# [TASK]
Locate every line that holds the string "настоящего" and copy it.

Extracted data entries:
--------------------

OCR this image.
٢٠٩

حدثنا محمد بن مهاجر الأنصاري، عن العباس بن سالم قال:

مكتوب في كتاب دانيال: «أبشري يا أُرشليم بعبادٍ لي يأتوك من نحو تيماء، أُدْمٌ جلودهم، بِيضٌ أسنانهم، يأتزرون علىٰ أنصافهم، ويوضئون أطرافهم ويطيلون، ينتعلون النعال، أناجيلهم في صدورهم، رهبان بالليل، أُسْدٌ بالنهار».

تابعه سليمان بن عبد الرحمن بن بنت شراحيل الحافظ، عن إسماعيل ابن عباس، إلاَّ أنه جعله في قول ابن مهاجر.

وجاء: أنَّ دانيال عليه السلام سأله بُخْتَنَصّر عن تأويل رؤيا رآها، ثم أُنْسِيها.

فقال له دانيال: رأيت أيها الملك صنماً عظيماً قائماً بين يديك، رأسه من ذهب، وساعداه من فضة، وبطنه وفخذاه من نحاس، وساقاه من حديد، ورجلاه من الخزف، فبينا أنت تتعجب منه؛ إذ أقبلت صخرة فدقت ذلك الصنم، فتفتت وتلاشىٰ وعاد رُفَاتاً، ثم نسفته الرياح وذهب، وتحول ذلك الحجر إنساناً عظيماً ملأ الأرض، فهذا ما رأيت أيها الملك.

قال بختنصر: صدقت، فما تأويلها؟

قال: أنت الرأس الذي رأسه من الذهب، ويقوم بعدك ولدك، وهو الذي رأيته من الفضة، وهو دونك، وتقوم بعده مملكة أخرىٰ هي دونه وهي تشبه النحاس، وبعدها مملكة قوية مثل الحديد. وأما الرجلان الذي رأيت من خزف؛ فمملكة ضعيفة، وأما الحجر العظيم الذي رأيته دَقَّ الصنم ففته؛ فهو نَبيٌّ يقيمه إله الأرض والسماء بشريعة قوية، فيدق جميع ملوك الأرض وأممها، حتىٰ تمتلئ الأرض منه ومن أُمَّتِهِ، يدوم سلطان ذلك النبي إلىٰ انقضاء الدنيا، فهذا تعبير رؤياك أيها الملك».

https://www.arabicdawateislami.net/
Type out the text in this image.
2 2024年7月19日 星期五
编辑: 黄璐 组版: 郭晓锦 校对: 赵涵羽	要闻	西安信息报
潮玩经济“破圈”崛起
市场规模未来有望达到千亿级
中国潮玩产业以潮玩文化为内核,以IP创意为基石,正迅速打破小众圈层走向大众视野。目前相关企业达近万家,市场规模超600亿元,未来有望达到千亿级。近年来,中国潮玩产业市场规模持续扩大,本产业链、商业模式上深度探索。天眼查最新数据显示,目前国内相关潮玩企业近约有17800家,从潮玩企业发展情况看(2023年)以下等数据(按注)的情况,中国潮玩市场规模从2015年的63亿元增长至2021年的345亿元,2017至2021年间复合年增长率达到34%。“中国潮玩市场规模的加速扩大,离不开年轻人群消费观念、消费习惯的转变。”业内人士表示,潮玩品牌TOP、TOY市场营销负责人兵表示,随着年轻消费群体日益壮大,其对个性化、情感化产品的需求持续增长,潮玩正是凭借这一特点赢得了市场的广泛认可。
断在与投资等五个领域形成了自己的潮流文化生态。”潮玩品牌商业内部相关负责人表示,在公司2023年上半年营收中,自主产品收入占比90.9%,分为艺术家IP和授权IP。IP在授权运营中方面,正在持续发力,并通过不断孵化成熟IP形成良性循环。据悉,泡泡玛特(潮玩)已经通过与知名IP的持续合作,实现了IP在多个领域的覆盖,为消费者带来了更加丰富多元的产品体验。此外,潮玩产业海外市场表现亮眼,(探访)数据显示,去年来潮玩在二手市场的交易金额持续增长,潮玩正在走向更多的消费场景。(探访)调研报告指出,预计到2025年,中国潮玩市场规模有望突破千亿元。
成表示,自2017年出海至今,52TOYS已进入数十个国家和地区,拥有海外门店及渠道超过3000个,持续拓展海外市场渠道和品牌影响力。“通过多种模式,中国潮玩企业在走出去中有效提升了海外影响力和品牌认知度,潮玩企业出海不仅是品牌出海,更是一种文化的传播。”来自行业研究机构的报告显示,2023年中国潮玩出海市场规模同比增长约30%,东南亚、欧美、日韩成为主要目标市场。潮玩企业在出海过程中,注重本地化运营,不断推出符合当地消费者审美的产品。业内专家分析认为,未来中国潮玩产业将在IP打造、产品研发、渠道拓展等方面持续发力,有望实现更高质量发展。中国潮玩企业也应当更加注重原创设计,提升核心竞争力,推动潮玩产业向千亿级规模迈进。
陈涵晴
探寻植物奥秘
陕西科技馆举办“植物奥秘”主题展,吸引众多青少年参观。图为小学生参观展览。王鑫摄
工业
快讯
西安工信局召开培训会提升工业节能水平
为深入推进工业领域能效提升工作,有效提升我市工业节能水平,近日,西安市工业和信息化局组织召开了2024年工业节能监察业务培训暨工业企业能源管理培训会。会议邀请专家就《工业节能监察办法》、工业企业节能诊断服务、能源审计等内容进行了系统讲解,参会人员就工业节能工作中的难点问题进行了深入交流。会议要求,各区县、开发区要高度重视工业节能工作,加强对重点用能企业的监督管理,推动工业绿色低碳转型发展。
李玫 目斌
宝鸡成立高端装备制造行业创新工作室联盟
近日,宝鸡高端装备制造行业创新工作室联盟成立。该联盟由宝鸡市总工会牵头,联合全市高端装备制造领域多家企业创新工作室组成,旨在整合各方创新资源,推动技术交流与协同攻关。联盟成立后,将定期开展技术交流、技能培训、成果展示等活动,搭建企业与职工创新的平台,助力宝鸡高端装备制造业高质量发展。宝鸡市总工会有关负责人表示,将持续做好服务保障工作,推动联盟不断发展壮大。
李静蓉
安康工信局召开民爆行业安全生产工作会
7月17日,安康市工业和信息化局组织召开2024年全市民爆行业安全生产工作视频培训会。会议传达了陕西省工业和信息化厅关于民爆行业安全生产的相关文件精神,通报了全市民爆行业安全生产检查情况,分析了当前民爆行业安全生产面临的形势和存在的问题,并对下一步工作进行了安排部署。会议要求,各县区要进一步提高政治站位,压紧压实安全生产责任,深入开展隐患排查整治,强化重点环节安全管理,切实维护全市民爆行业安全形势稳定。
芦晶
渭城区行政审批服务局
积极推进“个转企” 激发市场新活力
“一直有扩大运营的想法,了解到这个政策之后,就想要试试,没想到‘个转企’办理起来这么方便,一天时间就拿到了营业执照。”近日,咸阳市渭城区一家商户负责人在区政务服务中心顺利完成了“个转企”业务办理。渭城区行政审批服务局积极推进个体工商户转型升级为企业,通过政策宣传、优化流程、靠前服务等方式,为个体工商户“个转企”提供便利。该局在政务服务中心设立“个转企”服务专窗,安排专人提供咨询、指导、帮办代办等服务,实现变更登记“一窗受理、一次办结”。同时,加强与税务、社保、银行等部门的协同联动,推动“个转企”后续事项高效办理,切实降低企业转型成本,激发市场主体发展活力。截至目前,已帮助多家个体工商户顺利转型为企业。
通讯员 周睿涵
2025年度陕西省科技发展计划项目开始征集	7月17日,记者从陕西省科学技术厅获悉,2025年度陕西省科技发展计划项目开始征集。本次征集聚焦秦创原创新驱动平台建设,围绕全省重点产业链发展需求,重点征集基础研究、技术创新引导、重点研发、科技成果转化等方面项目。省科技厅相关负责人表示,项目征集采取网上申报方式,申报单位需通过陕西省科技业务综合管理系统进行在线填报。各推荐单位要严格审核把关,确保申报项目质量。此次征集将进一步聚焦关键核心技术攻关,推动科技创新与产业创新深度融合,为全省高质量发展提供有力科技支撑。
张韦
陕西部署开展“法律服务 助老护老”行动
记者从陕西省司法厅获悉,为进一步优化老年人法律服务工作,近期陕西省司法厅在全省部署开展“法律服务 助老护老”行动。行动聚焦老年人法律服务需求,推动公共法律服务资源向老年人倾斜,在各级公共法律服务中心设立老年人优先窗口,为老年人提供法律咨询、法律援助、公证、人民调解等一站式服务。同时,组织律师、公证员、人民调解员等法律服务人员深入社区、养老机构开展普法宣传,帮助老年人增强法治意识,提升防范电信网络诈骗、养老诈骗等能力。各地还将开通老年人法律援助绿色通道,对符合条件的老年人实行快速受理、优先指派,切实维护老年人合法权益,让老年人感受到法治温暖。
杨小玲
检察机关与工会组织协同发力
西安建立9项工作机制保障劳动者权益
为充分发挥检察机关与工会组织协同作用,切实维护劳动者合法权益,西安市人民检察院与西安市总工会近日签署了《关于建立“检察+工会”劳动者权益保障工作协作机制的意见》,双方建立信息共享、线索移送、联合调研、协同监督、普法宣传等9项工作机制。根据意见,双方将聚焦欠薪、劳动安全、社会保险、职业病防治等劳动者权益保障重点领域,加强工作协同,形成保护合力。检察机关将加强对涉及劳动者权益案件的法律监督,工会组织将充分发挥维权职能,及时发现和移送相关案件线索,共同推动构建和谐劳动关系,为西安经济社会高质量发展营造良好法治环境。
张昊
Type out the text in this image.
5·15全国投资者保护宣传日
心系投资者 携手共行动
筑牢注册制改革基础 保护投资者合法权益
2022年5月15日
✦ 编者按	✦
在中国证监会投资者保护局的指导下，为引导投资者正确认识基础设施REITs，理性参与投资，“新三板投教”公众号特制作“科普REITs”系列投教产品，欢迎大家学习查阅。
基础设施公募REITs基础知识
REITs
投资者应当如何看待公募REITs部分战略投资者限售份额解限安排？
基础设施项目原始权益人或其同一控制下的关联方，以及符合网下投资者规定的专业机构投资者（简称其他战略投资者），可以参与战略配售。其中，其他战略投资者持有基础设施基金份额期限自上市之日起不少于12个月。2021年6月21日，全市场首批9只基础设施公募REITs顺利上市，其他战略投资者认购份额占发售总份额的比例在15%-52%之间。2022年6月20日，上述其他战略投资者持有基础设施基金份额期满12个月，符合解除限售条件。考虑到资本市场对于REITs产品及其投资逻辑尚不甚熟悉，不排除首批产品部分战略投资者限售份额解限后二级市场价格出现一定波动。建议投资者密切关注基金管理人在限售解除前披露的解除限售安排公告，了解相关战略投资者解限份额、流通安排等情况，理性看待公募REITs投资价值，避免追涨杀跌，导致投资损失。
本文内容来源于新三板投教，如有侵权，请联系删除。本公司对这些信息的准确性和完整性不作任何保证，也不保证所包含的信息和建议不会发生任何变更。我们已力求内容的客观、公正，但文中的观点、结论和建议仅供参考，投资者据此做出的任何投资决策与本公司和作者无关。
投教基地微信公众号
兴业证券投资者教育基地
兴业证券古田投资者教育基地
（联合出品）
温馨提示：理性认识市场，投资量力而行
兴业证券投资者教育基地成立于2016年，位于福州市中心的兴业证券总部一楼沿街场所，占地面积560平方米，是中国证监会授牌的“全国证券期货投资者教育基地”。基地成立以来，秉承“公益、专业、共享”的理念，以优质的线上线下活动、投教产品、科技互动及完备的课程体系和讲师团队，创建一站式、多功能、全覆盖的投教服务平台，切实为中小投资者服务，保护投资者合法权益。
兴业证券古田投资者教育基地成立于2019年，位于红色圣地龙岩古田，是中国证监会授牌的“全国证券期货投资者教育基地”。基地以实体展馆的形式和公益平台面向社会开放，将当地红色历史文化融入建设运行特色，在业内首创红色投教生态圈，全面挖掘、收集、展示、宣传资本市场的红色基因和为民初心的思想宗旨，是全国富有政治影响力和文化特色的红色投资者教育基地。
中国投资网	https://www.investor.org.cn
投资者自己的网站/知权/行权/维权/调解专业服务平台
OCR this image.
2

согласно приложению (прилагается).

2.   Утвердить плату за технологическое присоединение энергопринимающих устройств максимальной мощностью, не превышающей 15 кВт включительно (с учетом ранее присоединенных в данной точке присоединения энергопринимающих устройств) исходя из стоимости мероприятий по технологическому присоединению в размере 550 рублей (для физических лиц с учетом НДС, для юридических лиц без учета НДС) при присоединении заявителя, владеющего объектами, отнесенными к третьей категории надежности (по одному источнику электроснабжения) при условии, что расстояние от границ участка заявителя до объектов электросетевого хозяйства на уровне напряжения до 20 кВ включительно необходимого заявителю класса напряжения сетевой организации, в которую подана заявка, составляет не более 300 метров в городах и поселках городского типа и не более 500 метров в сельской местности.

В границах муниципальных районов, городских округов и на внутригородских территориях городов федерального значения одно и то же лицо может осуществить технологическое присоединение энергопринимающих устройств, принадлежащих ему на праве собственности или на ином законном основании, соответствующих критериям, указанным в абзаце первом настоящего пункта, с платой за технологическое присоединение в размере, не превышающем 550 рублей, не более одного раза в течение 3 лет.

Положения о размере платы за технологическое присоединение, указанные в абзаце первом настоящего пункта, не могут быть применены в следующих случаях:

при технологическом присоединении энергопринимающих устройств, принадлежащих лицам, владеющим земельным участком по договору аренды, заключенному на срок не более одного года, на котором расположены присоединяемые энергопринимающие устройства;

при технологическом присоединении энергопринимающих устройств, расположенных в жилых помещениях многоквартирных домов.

--------------------

# [EXERCISE RESPONSE]
В границах муниципальных районов, городских округов и на внутригородских территориях городов федерального значения одно и то же лицо может осуществить технологическое присоединение энергопринимающих устройств, принадлежащих ему на праве собственности или на ином законном основании, соответствующих критериям, указанным в абзаце первом настоящего пункта, с платой за технологическое присоединение в размере, не превышающем 550 рублей, не более одного раза в течение 3 лет.
Положения о размере платы за технологическое присоединение, указанные в абзаце первом настоящего пункта, не могут быть применены в следующих случаях:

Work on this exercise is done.